BEGIN RECORDS SUPPLIED
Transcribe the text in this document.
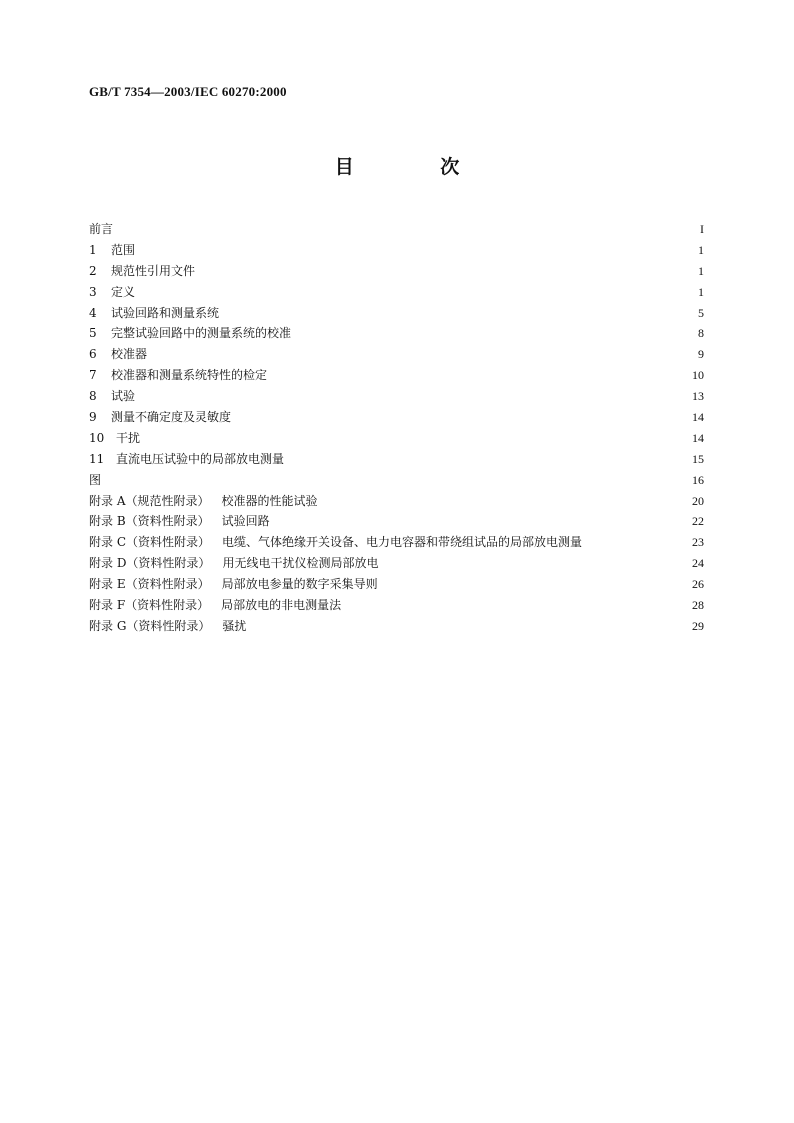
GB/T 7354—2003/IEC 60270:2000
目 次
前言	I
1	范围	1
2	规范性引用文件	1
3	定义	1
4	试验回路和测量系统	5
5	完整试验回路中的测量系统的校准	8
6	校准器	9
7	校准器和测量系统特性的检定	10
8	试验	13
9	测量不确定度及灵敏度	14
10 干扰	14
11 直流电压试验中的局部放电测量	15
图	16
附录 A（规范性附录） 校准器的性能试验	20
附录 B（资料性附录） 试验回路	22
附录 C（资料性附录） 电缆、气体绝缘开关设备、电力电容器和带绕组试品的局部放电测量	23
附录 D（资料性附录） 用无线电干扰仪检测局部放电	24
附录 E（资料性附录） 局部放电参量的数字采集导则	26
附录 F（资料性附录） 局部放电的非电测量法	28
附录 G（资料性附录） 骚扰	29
END RECORDS SUPPLIED
▶ **REQUIRED TASK**: Identify and extract each line of the listing that contains "资料性附录".

▶ **SOLUTION**:
附录 B（资料性附录） 试验回路	22
附录 C（资料性附录） 电缆、气体绝缘开关设备、电力电容器和带绕组试品的局部放电测量	23
附录 D（资料性附录） 用无线电干扰仪检测局部放电	24
附录 E（资料性附录） 局部放电参量的数字采集导则	26
附录 F（资料性附录） 局部放电的非电测量法	28
附录 G（资料性附录） 骚扰	29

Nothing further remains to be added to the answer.